━━ RECORDED DATA

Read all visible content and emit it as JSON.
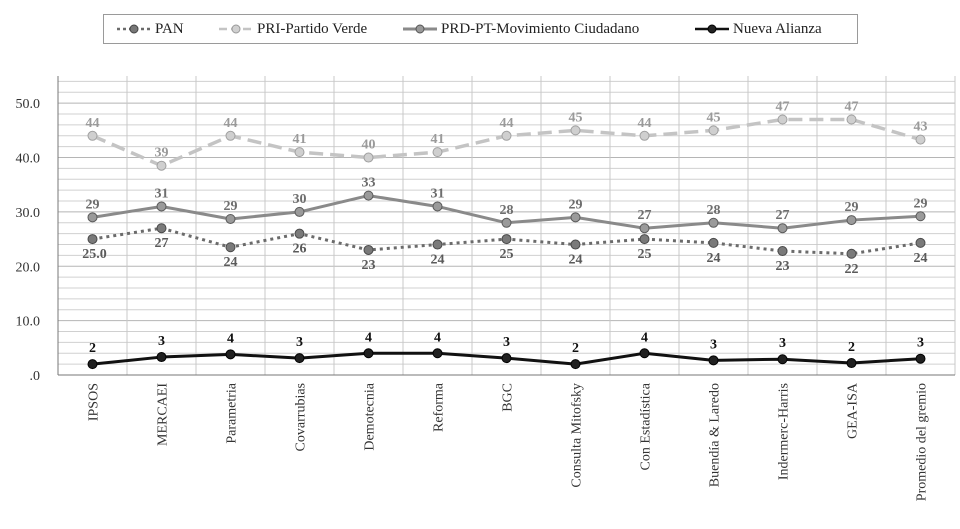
{
  "chart_data": {
    "type": "line",
    "title": "",
    "xlabel": "",
    "ylabel": "",
    "ylim": [
      0,
      55
    ],
    "yticks": [
      ".0",
      "10.0",
      "20.0",
      "30.0",
      "40.0",
      "50.0"
    ],
    "grid": true,
    "legend_position": "top",
    "categories": [
      "IPSOS",
      "MERCAEI",
      "Parametria",
      "Covarrubias",
      "Demotecnia",
      "Reforma",
      "BGC",
      "Consulta Mitofsky",
      "Con Estadística",
      "Buendía & Laredo",
      "Indermerc-Harris",
      "GEA-ISA",
      "Promedio del gremio"
    ],
    "series": [
      {
        "name": "PAN",
        "style": "dotted",
        "color": "#6b6b6b",
        "values": [
          25,
          27,
          23.5,
          26,
          23,
          24,
          25,
          24,
          25,
          24.3,
          22.8,
          22.3,
          24.3
        ],
        "labels": [
          "25.0",
          "27",
          "24",
          "26",
          "23",
          "24",
          "25",
          "24",
          "25",
          "24",
          "23",
          "22",
          "24"
        ]
      },
      {
        "name": "PRI-Partido Verde",
        "style": "dashed",
        "color": "#c4c4c4",
        "values": [
          44,
          38.5,
          44,
          41,
          40,
          41,
          44,
          45,
          44,
          45,
          47,
          47,
          43.3
        ],
        "labels": [
          "44",
          "39",
          "44",
          "41",
          "40",
          "41",
          "44",
          "45",
          "44",
          "45",
          "47",
          "47",
          "43"
        ]
      },
      {
        "name": "PRD-PT-Movimiento Ciudadano",
        "style": "solid",
        "color": "#8a8a8a",
        "values": [
          29,
          31,
          28.7,
          30,
          33,
          31,
          28,
          29,
          27,
          28,
          27,
          28.5,
          29.2
        ],
        "labels": [
          "29",
          "31",
          "29",
          "30",
          "33",
          "31",
          "28",
          "29",
          "27",
          "28",
          "27",
          "29",
          "29"
        ]
      },
      {
        "name": "Nueva Alianza",
        "style": "solid",
        "color": "#111111",
        "values": [
          2,
          3.3,
          3.8,
          3.1,
          4,
          4,
          3.1,
          2,
          4,
          2.7,
          2.9,
          2.2,
          3
        ],
        "labels": [
          "2",
          "3",
          "4",
          "3",
          "4",
          "4",
          "3",
          "2",
          "4",
          "3",
          "3",
          "2",
          "3"
        ]
      }
    ]
  }
}
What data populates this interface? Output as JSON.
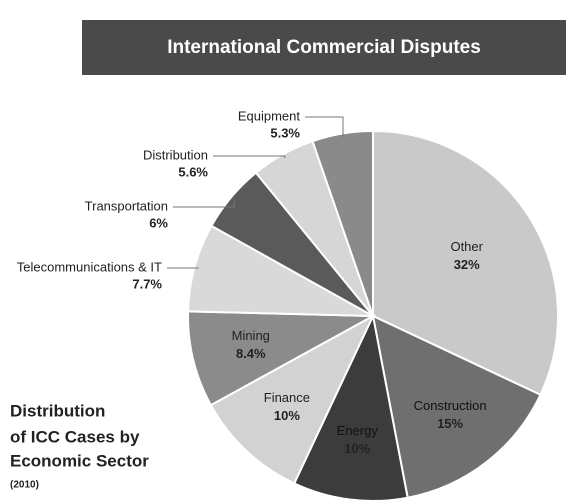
{
  "chart_data": {
    "type": "pie",
    "title": "International Commercial Disputes",
    "subtitle": [
      "Distribution",
      "of ICC Cases by",
      "Economic Sector"
    ],
    "note": "(2010)",
    "categories": [
      "Other",
      "Construction",
      "Energy",
      "Finance",
      "Mining",
      "Telecommunications & IT",
      "Transportation",
      "Distribution",
      "Equipment"
    ],
    "values": [
      32,
      15,
      10,
      10,
      8.4,
      7.7,
      6,
      5.6,
      5.3
    ],
    "value_labels": [
      "32%",
      "15%",
      "10%",
      "10%",
      "8.4%",
      "7.7%",
      "6%",
      "5.6%",
      "5.3%"
    ],
    "colors": [
      "#c9c9c9",
      "#6f6f6f",
      "#3c3c3c",
      "#d2d2d2",
      "#8b8b8b",
      "#d9d9d9",
      "#5a5a5a",
      "#d6d6d6",
      "#8a8a8a"
    ]
  }
}
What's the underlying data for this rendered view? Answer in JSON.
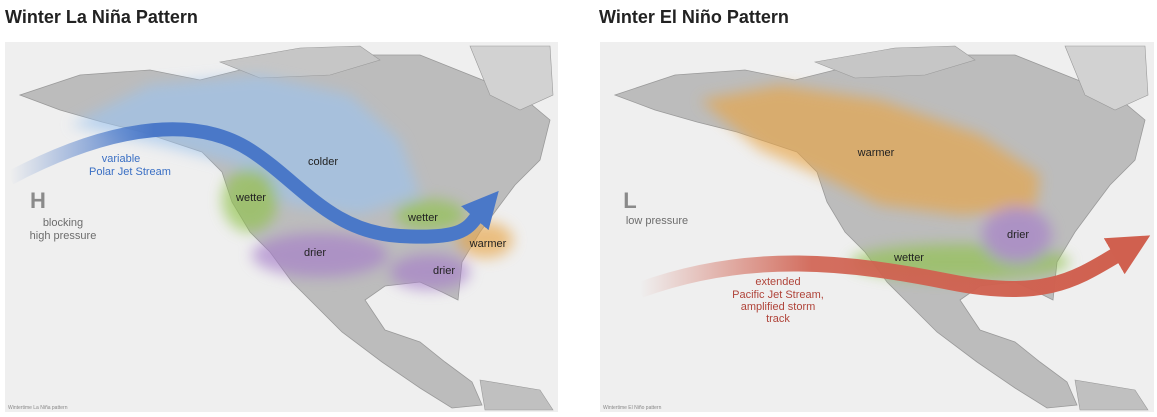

━━━━

DO THIS
Where a line of the material above holds the string "JSON", copy that line.

ANSWER TO THE TASK
Read all visible content and emit it as JSON.
What data populates this interface? Output as JSON.
What's the underlying data for this rendered view? Answer in JSON.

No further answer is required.